Task brief:
Show all lines that include the string "Mean"; copy each one.

Data shown:
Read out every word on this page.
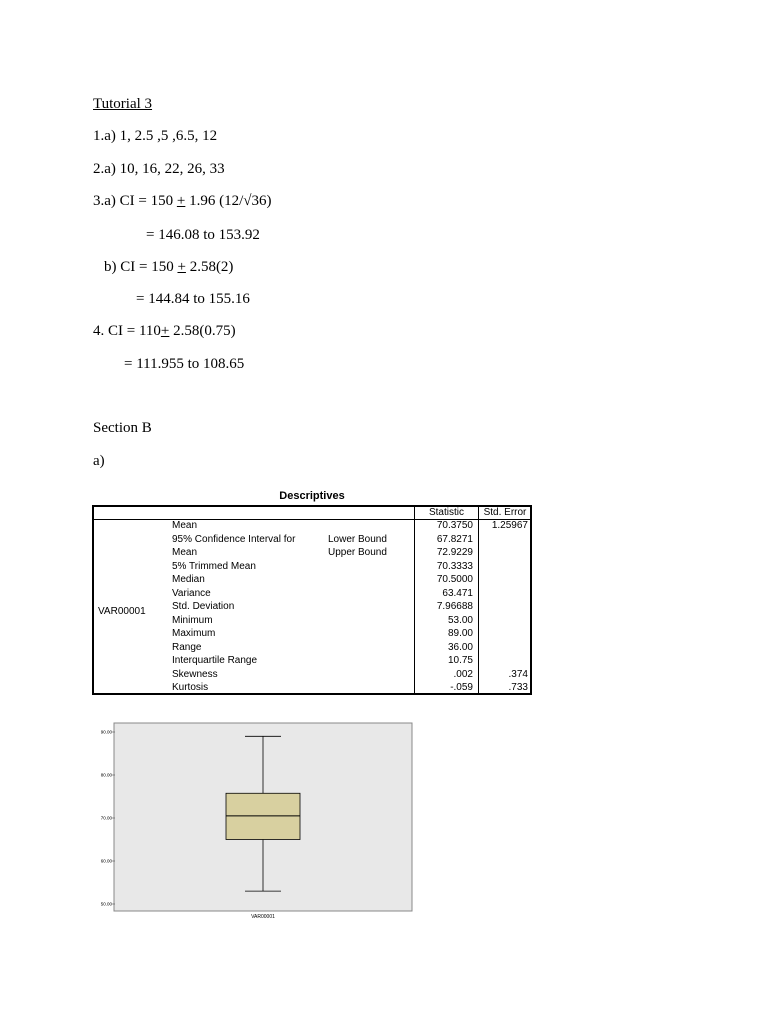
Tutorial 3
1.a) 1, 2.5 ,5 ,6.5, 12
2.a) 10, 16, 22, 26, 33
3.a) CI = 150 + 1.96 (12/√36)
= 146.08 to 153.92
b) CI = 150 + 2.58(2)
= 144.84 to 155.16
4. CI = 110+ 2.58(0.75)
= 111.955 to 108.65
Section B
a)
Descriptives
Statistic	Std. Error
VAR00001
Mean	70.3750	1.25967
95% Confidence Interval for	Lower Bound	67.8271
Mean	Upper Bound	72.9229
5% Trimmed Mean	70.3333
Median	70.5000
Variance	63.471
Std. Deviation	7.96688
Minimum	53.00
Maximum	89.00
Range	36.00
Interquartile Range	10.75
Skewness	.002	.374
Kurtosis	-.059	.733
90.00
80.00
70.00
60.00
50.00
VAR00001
==
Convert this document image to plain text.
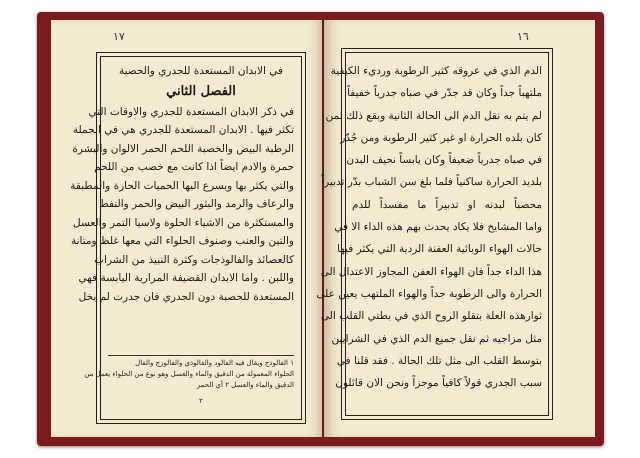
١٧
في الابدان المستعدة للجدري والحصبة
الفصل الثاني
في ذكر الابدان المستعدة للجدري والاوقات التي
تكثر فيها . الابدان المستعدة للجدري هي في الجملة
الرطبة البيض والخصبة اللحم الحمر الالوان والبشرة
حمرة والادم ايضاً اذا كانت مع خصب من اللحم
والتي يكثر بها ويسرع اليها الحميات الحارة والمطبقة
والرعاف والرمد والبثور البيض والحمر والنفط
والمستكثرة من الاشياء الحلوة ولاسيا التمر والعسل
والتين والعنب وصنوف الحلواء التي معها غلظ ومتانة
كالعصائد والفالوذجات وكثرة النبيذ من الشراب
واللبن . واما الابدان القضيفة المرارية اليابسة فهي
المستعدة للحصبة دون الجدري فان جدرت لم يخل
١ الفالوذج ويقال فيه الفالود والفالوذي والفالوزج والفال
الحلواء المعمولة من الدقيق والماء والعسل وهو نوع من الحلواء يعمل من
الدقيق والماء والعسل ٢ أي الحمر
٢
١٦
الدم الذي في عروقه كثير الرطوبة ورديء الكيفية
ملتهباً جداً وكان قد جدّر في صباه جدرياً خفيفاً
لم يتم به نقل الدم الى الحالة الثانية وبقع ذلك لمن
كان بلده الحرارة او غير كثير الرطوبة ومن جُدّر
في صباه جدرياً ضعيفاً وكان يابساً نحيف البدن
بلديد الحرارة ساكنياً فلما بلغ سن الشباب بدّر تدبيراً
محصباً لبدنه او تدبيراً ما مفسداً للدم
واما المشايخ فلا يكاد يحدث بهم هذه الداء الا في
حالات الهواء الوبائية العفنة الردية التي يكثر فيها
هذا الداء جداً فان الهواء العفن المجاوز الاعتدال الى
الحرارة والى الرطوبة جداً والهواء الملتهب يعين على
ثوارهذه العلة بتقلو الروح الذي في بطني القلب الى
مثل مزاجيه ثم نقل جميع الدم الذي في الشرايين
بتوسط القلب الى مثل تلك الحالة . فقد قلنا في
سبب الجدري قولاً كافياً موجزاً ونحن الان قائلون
...
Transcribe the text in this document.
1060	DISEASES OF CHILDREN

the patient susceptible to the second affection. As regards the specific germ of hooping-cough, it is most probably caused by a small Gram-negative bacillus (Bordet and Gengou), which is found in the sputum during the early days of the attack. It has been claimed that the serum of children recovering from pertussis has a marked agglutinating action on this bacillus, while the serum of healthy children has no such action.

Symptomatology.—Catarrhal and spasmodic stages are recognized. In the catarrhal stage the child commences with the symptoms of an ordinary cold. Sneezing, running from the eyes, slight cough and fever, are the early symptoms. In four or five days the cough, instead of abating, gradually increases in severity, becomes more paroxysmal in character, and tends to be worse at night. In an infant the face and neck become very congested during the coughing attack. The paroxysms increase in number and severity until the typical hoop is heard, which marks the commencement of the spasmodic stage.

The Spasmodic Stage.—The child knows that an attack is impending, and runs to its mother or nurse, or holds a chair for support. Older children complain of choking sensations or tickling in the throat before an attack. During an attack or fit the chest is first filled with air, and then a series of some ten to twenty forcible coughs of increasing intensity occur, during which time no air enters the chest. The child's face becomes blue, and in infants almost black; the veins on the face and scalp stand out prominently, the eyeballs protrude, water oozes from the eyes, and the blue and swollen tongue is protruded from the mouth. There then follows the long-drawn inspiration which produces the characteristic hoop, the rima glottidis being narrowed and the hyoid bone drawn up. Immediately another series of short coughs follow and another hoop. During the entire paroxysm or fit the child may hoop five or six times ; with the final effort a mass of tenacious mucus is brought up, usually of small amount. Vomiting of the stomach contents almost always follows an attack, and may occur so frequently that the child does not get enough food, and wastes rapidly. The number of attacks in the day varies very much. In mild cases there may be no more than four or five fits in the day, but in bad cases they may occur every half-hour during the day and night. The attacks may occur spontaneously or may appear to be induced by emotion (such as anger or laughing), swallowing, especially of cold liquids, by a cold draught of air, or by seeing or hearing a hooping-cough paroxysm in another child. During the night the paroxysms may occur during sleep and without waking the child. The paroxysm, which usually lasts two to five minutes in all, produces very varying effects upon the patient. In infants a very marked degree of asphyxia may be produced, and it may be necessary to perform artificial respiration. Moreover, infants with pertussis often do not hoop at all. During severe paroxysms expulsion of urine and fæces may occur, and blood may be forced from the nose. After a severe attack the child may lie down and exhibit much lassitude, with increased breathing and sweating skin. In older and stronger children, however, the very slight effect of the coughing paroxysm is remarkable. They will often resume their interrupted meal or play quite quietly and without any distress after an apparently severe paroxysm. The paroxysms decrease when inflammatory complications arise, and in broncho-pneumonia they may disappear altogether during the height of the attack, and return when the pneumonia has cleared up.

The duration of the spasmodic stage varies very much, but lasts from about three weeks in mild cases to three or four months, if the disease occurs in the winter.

Complete output:
Mean	70.3750	1.25967
Mean	Upper Bound	72.9229
5% Trimmed Mean	70.3333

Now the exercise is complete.